● **Given task**
Print, exactly and completely, every entry in the data.

● **Stored data**
========================================

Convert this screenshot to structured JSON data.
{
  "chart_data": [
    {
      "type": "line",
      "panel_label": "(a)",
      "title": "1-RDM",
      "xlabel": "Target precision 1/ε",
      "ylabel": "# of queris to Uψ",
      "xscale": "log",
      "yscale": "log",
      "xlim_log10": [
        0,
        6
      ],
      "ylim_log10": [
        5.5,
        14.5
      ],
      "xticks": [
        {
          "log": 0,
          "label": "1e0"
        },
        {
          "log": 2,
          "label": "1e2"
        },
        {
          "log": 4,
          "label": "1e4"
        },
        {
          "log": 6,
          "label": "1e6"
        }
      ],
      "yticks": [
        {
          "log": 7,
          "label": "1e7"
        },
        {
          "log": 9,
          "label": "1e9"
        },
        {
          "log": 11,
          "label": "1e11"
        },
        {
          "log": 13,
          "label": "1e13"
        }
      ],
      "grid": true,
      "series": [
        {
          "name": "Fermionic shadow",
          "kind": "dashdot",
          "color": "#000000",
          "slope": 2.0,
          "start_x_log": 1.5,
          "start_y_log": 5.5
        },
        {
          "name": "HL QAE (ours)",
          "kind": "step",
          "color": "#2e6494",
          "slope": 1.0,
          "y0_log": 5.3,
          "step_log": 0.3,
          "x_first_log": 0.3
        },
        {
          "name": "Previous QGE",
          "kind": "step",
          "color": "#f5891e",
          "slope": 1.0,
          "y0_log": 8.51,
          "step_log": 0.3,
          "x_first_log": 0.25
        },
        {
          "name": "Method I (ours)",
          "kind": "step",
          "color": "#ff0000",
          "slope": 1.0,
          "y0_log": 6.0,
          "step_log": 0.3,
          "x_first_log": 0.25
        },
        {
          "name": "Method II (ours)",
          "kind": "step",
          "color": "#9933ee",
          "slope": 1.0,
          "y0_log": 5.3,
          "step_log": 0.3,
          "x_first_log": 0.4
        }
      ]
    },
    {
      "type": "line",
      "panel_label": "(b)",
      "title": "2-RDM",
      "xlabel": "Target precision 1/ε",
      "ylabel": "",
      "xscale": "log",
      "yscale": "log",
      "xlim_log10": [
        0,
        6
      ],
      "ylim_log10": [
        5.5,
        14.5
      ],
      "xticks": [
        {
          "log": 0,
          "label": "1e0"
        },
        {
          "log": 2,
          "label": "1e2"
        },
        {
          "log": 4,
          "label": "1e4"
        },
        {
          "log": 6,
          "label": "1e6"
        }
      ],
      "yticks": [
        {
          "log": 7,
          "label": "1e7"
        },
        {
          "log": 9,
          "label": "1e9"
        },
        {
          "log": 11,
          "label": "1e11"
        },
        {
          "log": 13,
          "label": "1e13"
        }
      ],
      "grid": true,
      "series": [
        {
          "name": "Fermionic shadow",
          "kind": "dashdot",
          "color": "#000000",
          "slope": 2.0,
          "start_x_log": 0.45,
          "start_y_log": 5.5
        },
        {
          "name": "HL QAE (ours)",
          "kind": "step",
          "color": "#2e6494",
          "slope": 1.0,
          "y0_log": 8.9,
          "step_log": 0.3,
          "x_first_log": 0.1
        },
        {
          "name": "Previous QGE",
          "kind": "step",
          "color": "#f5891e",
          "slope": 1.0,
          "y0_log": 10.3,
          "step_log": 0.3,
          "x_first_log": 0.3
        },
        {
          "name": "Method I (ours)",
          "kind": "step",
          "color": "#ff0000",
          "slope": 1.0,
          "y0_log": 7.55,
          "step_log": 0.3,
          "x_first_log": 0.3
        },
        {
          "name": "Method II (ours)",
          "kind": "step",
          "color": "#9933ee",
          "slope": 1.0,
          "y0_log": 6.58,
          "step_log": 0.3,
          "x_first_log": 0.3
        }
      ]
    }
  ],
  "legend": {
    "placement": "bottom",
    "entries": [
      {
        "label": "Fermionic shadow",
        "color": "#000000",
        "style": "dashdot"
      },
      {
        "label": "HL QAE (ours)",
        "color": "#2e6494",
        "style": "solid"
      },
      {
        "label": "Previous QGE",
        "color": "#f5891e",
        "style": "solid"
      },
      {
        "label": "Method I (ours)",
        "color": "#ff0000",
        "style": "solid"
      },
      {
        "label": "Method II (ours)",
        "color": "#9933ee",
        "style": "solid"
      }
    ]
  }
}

========================================

● **The solution**
Convert this screenshot to structured JSON data.
{
  "chart_data": [
    {
      "type": "line",
      "panel_label": "(a)",
      "title": "1-RDM",
      "xlabel": "Target precision 1/ε",
      "ylabel": "# of queris to Uψ",
      "xscale": "log",
      "yscale": "log",
      "xlim_log10": [
        0,
        6
      ],
      "ylim_log10": [
        5.5,
        14.5
      ],
      "xticks": [
        {
          "log": 0,
          "label": "1e0"
        },
        {
          "log": 2,
          "label": "1e2"
        },
        {
          "log": 4,
          "label": "1e4"
        },
        {
          "log": 6,
          "label": "1e6"
        }
      ],
      "yticks": [
        {
          "log": 7,
          "label": "1e7"
        },
        {
          "log": 9,
          "label": "1e9"
        },
        {
          "log": 11,
          "label": "1e11"
        },
        {
          "log": 13,
          "label": "1e13"
        }
      ],
      "grid": true,
      "series": [
        {
          "name": "Fermionic shadow",
          "kind": "dashdot",
          "color": "#000000",
          "slope": 2.0,
          "start_x_log": 1.5,
          "start_y_log": 5.5
        },
        {
          "name": "HL QAE (ours)",
          "kind": "step",
          "color": "#2e6494",
          "slope": 1.0,
          "y0_log": 5.3,
          "step_log": 0.3,
          "x_first_log": 0.3
        },
        {
          "name": "Previous QGE",
          "kind": "step",
          "color": "#f5891e",
          "slope": 1.0,
          "y0_log": 8.51,
          "step_log": 0.3,
          "x_first_log": 0.25
        },
        {
          "name": "Method I (ours)",
          "kind": "step",
          "color": "#ff0000",
          "slope": 1.0,
          "y0_log": 6.0,
          "step_log": 0.3,
          "x_first_log": 0.25
        },
        {
          "name": "Method II (ours)",
          "kind": "step",
          "color": "#9933ee",
          "slope": 1.0,
          "y0_log": 5.3,
          "step_log": 0.3,
          "x_first_log": 0.4
        }
      ]
    },
    {
      "type": "line",
      "panel_label": "(b)",
      "title": "2-RDM",
      "xlabel": "Target precision 1/ε",
      "ylabel": "",
      "xscale": "log",
      "yscale": "log",
      "xlim_log10": [
        0,
        6
      ],
      "ylim_log10": [
        5.5,
        14.5
      ],
      "xticks": [
        {
          "log": 0,
          "label": "1e0"
        },
        {
          "log": 2,
          "label": "1e2"
        },
        {
          "log": 4,
          "label": "1e4"
        },
        {
          "log": 6,
          "label": "1e6"
        }
      ],
      "yticks": [
        {
          "log": 7,
          "label": "1e7"
        },
        {
          "log": 9,
          "label": "1e9"
        },
        {
          "log": 11,
          "label": "1e11"
        },
        {
          "log": 13,
          "label": "1e13"
        }
      ],
      "grid": true,
      "series": [
        {
          "name": "Fermionic shadow",
          "kind": "dashdot",
          "color": "#000000",
          "slope": 2.0,
          "start_x_log": 0.45,
          "start_y_log": 5.5
        },
        {
          "name": "HL QAE (ours)",
          "kind": "step",
          "color": "#2e6494",
          "slope": 1.0,
          "y0_log": 8.9,
          "step_log": 0.3,
          "x_first_log": 0.1
        },
        {
          "name": "Previous QGE",
          "kind": "step",
          "color": "#f5891e",
          "slope": 1.0,
          "y0_log": 10.3,
          "step_log": 0.3,
          "x_first_log": 0.3
        },
        {
          "name": "Method I (ours)",
          "kind": "step",
          "color": "#ff0000",
          "slope": 1.0,
          "y0_log": 7.55,
          "step_log": 0.3,
          "x_first_log": 0.3
        },
        {
          "name": "Method II (ours)",
          "kind": "step",
          "color": "#9933ee",
          "slope": 1.0,
          "y0_log": 6.58,
          "step_log": 0.3,
          "x_first_log": 0.3
        }
      ]
    }
  ],
  "legend": {
    "placement": "bottom",
    "entries": [
      {
        "label": "Fermionic shadow",
        "color": "#000000",
        "style": "dashdot"
      },
      {
        "label": "HL QAE (ours)",
        "color": "#2e6494",
        "style": "solid"
      },
      {
        "label": "Previous QGE",
        "color": "#f5891e",
        "style": "solid"
      },
      {
        "label": "Method I (ours)",
        "color": "#ff0000",
        "style": "solid"
      },
      {
        "label": "Method II (ours)",
        "color": "#9933ee",
        "style": "solid"
      }
    ]
  }
}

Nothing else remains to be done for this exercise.